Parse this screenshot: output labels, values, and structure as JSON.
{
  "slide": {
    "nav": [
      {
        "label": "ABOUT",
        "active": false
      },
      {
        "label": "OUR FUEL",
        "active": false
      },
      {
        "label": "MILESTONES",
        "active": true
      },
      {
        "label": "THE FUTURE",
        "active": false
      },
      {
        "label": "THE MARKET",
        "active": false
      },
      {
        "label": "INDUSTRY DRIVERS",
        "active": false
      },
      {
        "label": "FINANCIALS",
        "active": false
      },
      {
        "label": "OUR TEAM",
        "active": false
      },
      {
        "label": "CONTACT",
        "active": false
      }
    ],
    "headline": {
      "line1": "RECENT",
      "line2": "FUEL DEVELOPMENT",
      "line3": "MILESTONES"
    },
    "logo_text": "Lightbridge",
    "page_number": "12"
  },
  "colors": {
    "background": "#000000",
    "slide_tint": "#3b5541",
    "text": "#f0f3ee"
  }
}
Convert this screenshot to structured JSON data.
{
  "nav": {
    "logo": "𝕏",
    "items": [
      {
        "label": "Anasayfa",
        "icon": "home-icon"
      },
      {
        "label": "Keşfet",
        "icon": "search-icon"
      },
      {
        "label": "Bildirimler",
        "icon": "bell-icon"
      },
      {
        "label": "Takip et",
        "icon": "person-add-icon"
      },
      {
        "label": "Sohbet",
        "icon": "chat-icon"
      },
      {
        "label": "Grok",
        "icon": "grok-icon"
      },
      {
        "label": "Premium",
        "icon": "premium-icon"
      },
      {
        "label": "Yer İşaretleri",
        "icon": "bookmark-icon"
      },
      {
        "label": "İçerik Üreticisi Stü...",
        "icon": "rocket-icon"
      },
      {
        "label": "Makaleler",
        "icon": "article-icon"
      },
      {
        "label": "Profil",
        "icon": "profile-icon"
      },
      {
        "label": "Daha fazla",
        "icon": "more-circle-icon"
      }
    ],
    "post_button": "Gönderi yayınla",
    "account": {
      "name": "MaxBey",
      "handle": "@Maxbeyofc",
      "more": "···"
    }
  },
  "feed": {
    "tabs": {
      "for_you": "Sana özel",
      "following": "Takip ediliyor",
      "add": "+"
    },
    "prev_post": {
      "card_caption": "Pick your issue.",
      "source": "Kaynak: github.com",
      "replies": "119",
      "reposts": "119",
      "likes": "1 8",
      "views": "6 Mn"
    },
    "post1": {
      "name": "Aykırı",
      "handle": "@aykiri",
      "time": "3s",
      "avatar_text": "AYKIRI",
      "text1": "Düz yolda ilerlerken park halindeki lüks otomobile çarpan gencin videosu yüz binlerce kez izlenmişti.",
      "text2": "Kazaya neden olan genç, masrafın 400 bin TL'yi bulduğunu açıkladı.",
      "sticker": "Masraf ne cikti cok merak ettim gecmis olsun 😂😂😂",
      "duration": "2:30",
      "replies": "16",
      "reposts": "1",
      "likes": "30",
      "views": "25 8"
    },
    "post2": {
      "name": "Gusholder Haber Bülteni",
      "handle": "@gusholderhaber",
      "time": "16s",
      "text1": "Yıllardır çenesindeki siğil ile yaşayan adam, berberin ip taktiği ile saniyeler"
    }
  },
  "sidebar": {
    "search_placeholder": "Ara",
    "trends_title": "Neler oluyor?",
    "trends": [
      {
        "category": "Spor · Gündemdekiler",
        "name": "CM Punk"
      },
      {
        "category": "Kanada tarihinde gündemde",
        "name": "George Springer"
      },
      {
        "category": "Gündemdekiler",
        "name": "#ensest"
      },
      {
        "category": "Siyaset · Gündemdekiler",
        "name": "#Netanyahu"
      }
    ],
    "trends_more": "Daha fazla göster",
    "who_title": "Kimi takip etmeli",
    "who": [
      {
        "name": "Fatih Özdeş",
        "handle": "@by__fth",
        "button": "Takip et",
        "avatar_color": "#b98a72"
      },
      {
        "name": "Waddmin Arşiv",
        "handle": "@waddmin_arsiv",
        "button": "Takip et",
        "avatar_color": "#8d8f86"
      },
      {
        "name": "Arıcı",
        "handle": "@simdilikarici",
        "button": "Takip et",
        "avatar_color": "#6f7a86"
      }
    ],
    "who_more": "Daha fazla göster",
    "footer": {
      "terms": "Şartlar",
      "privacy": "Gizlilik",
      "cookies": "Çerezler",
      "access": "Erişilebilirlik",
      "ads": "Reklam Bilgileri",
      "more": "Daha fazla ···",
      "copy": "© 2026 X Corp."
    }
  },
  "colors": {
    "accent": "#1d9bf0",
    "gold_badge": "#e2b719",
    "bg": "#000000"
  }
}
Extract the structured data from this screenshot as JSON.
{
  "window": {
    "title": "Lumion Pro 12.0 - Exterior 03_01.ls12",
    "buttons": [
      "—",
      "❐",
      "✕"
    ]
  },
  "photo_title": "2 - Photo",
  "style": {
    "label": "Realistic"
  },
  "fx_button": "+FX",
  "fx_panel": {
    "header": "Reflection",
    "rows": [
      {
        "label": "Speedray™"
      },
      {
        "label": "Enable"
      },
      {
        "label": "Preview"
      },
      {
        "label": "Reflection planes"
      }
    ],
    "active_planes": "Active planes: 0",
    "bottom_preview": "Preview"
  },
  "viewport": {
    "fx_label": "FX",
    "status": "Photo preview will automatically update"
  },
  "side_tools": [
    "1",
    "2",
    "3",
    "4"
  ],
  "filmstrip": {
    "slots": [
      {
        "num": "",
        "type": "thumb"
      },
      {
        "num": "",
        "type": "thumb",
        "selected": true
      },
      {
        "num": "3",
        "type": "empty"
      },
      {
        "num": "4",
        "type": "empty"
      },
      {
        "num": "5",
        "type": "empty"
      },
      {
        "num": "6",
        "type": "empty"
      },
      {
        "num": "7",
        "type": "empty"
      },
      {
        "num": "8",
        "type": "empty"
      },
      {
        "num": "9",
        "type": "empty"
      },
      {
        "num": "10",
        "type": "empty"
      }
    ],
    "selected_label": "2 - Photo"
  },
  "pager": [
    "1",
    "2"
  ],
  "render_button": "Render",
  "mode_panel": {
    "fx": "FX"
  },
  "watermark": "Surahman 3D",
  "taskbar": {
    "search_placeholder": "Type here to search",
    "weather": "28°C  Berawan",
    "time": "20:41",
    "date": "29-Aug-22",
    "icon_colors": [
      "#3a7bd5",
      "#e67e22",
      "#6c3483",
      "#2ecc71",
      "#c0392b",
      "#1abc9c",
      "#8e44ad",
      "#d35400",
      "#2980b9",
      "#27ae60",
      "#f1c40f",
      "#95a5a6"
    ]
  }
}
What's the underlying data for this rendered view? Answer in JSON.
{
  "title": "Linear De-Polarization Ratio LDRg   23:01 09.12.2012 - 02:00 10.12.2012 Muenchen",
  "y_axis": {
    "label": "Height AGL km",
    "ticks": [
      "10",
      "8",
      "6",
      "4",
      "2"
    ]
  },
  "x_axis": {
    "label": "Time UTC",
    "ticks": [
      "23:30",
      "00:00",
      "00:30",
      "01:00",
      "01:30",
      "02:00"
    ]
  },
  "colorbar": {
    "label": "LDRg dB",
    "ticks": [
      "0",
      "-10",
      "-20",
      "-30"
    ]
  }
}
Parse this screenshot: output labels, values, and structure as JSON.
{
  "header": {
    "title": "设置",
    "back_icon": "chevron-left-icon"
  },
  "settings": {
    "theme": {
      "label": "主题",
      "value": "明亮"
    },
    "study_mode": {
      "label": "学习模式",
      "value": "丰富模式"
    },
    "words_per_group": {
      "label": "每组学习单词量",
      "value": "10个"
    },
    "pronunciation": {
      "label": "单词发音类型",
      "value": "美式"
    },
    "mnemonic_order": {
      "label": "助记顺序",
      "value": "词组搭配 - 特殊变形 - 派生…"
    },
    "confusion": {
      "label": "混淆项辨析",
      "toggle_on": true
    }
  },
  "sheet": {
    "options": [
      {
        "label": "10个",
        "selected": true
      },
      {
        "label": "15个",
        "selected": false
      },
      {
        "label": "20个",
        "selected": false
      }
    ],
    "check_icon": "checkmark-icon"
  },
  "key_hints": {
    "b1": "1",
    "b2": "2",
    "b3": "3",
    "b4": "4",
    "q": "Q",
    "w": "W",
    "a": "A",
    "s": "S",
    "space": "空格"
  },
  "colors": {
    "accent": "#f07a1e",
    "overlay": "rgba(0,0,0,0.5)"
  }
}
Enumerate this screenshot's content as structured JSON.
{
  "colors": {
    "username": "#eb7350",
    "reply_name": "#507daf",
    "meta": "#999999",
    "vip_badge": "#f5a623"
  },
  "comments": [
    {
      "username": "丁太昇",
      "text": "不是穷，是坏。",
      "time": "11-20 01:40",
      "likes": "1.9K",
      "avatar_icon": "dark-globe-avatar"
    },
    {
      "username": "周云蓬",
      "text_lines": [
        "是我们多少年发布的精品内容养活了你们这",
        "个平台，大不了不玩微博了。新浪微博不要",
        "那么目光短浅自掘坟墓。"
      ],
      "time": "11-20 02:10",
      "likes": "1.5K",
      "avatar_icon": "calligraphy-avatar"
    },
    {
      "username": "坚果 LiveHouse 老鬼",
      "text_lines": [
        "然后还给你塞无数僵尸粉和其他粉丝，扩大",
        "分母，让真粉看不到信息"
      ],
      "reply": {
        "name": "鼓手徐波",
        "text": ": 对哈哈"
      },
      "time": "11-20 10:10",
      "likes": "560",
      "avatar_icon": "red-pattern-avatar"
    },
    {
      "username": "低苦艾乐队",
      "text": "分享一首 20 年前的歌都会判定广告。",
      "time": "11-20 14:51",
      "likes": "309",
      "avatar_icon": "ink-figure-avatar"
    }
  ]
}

◇ ◇ ◇ ◇ ◇ ◇ ◇

STATED TASK
Pull every line containing "Reflection" from the material above.

ANSWER TO THIS PROBLEM
    "header": "Reflection",
        "label": "Reflection planes"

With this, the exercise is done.